------ MATERIAL ------

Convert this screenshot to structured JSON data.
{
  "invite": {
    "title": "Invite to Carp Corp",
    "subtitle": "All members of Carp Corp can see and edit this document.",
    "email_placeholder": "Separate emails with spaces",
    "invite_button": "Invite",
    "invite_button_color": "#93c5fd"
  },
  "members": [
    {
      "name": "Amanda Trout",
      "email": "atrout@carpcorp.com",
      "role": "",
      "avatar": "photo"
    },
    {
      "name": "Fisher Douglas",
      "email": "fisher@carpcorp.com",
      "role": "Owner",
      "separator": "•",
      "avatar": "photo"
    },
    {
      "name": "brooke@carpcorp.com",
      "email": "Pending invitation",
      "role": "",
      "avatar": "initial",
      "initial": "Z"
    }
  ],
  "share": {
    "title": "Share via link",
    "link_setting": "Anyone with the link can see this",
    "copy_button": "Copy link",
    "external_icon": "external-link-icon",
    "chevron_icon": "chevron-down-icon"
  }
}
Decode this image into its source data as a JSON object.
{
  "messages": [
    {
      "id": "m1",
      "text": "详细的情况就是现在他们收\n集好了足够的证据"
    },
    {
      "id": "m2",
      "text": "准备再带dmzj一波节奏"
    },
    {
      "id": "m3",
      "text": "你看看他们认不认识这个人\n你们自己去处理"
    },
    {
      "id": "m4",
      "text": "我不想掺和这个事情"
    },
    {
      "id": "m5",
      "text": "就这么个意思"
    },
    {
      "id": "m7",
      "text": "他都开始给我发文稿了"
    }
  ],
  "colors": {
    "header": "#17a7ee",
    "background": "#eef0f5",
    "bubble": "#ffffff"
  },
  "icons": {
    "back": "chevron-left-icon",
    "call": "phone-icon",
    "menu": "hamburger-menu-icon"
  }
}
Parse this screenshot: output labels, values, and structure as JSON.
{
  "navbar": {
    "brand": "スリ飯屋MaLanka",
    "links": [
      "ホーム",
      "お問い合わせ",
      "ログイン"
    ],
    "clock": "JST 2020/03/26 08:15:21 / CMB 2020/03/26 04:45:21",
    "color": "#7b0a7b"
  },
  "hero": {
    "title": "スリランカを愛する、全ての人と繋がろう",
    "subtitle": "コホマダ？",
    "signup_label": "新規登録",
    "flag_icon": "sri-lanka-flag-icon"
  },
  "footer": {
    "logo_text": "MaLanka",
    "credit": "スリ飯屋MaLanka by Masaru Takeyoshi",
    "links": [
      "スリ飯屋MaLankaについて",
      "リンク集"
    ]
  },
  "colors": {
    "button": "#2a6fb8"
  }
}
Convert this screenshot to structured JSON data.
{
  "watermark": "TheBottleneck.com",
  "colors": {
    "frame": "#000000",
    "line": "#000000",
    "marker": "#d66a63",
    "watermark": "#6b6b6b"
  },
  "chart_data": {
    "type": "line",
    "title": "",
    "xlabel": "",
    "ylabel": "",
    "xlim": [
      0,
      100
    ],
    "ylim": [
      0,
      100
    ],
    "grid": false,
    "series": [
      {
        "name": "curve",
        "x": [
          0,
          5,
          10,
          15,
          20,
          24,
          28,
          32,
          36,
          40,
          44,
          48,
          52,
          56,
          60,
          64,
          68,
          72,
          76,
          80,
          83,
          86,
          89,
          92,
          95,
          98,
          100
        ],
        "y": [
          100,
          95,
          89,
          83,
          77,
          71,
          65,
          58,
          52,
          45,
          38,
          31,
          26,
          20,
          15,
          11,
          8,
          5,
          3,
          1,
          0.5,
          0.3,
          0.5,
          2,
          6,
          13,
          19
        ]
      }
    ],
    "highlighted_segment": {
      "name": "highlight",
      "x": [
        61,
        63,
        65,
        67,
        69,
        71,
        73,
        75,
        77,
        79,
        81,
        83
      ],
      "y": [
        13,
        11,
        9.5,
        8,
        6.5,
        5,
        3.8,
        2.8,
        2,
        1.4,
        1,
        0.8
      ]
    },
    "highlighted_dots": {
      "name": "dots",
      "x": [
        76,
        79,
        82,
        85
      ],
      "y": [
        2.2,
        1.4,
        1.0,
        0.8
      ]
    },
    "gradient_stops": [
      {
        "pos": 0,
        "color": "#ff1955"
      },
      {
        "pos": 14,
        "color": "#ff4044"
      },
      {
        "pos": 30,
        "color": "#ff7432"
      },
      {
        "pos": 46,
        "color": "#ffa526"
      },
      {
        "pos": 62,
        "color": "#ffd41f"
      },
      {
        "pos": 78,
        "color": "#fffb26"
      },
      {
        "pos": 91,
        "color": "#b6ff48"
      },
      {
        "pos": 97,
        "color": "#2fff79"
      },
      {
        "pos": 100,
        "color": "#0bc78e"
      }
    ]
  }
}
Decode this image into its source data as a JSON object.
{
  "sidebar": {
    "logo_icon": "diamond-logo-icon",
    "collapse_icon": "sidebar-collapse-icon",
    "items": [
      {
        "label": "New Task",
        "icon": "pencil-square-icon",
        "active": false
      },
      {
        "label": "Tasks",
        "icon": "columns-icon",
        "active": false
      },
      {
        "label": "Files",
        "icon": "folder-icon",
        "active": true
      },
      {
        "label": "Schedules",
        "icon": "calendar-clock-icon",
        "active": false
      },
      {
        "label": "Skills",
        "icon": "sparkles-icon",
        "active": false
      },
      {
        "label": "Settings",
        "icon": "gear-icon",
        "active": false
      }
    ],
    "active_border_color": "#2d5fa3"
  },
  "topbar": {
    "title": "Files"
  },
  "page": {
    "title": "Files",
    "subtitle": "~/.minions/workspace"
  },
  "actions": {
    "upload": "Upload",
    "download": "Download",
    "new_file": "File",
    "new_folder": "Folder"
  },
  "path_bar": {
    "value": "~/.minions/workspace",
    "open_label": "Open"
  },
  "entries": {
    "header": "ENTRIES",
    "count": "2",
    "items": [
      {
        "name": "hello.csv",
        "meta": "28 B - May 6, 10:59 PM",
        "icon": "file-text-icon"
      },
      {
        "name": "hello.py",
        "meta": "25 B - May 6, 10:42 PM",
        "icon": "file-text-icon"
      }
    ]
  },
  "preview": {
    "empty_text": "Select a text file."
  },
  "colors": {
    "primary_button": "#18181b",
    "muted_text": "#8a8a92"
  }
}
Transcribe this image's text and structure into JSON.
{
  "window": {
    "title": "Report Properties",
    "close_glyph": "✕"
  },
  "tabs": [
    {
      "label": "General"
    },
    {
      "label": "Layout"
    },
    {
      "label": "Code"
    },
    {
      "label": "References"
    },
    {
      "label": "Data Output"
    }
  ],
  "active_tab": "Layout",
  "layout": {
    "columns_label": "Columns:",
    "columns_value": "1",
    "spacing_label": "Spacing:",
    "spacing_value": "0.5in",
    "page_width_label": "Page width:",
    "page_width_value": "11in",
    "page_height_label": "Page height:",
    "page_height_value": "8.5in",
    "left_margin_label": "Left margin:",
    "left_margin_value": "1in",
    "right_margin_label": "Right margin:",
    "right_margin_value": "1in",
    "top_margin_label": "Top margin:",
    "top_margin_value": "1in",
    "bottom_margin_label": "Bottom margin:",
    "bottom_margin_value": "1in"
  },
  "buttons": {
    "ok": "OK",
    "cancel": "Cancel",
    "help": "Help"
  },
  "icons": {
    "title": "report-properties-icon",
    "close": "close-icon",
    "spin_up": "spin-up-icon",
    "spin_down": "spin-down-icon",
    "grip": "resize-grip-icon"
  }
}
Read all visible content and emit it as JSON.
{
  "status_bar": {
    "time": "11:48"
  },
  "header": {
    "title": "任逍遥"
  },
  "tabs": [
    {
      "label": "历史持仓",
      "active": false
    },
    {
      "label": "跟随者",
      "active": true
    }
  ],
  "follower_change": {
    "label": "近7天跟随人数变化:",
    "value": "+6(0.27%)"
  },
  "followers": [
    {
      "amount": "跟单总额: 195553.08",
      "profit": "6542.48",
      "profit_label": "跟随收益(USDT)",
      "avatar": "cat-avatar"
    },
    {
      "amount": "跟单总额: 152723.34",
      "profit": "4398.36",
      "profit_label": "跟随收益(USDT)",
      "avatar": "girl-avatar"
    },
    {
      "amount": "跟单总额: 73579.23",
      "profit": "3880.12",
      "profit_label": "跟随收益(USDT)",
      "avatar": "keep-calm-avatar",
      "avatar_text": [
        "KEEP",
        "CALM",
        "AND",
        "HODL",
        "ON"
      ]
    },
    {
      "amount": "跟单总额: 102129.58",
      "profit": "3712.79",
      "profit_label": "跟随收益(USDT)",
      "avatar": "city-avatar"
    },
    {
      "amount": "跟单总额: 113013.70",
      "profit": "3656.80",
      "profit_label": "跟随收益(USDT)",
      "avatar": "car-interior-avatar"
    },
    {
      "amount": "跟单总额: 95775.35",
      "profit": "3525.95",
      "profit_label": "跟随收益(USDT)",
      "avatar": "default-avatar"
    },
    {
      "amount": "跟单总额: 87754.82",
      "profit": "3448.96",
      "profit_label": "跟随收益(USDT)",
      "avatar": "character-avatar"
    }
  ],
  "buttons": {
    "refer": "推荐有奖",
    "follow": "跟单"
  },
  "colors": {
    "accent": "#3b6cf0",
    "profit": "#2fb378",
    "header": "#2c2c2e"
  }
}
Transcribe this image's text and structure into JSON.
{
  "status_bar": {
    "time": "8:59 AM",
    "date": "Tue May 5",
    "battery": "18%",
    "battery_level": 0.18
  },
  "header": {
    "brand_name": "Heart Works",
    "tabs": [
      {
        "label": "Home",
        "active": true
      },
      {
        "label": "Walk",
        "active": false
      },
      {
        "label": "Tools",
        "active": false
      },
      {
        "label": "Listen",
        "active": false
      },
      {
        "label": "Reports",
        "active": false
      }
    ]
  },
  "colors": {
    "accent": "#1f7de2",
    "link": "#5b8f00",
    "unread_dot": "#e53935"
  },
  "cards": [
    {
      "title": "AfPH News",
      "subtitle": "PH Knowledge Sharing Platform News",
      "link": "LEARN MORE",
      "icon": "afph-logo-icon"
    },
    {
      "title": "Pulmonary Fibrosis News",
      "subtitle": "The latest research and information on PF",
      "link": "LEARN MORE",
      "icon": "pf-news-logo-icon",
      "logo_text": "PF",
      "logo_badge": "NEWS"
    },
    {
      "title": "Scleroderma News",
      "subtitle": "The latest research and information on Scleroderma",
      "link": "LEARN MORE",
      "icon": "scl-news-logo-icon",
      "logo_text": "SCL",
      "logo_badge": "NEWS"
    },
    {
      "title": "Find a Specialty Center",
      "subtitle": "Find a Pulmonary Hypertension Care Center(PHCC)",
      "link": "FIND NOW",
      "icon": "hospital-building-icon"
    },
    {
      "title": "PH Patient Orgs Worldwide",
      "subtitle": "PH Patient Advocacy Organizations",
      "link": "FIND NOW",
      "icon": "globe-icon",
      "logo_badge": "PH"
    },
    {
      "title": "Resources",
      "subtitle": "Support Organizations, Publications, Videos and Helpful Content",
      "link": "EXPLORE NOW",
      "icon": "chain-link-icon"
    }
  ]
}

------

**REQUIRED TASK**
Find every line with the word "Organizations" and state how many there are, with no other words.

**EXPECTED ANSWER**
2